Stated problem:
List all lines of the data that include the string "decarbonization".

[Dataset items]
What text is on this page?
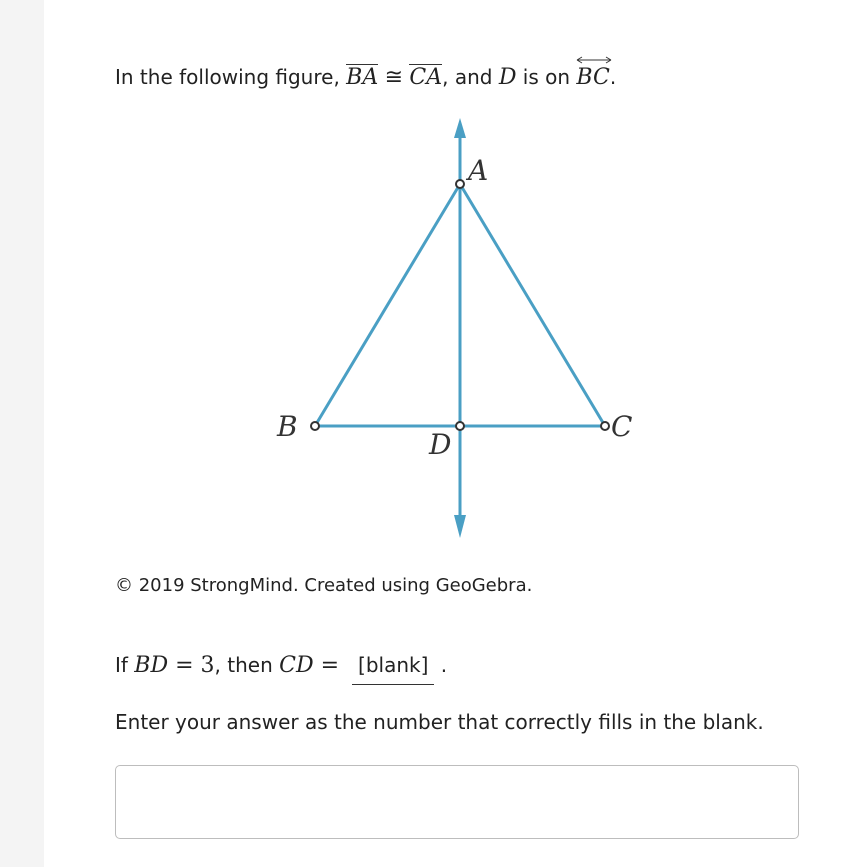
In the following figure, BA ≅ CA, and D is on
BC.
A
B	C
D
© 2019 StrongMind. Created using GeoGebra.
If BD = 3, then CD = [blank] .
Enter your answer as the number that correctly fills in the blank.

--

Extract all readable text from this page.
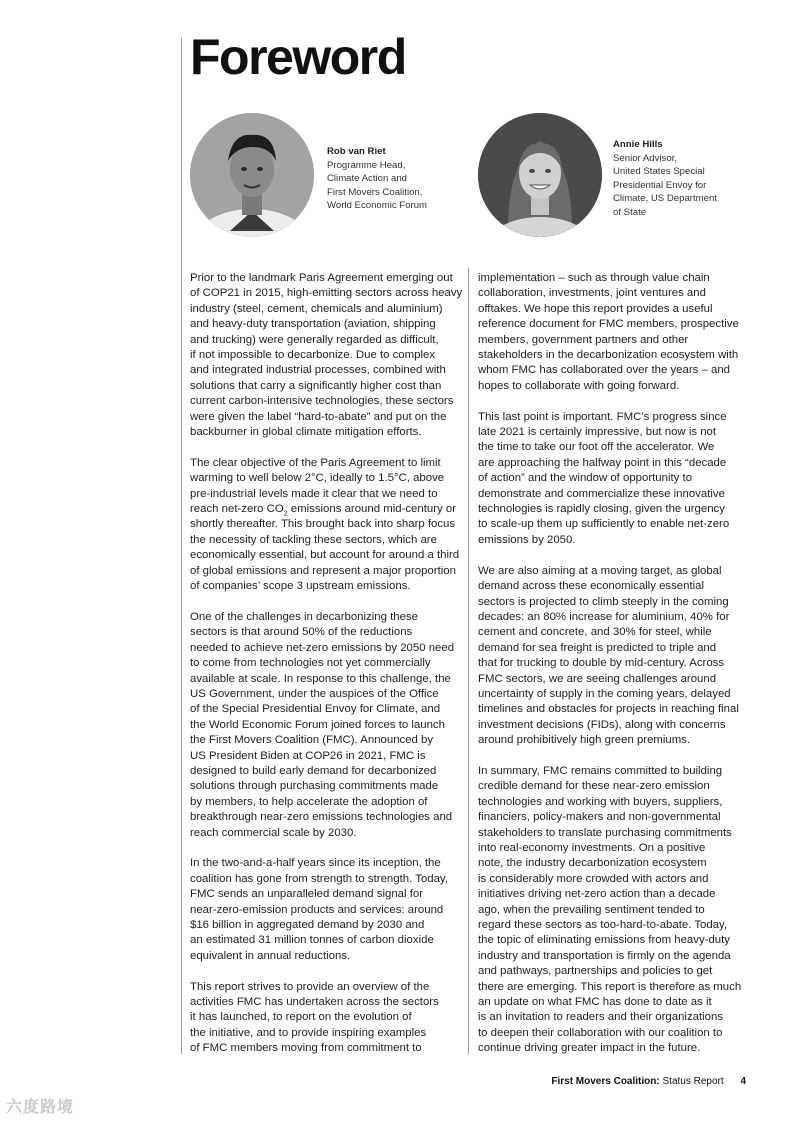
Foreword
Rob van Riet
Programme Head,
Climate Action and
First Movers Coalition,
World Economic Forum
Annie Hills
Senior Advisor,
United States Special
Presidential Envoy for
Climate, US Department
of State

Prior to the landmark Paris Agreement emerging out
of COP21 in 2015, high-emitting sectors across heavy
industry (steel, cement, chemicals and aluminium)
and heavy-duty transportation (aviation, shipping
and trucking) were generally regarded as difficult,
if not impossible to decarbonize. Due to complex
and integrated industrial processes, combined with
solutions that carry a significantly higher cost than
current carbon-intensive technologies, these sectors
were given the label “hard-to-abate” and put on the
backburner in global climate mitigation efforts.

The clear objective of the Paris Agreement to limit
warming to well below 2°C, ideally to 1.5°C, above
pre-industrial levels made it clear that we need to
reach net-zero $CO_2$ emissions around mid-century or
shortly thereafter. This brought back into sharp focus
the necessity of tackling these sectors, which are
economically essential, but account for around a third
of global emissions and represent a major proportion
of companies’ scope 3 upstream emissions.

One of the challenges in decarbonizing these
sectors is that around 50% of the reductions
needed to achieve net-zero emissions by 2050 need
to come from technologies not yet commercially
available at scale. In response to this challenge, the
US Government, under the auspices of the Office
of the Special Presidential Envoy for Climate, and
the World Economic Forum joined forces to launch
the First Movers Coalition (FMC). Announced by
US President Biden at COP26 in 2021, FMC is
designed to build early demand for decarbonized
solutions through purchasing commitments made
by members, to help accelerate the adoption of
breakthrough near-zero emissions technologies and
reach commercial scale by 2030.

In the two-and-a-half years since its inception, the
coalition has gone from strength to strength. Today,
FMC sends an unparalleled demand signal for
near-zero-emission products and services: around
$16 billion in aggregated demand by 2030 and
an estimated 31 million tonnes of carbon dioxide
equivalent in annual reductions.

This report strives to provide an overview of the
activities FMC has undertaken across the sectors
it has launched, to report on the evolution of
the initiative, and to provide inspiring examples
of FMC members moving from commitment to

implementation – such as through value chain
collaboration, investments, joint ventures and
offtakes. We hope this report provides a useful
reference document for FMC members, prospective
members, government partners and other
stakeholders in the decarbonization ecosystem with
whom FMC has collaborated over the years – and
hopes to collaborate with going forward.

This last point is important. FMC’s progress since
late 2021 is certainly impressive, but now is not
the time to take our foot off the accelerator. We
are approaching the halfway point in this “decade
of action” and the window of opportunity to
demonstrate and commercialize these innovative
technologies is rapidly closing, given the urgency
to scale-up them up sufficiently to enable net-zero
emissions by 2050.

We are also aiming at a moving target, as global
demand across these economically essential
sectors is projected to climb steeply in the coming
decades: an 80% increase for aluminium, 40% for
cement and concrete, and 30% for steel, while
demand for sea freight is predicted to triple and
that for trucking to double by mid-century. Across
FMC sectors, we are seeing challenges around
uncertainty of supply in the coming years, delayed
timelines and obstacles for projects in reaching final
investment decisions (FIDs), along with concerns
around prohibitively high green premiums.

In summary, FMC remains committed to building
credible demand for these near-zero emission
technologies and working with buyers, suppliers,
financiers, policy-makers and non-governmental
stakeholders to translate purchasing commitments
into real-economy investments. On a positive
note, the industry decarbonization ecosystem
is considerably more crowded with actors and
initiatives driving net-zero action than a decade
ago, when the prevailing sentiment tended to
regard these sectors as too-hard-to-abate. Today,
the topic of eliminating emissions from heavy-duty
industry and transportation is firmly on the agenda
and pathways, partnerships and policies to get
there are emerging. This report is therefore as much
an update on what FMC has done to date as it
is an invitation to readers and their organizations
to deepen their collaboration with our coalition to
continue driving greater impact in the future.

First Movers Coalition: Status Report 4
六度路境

Task answer:
stakeholders in the decarbonization ecosystem with
note, the industry decarbonization ecosystem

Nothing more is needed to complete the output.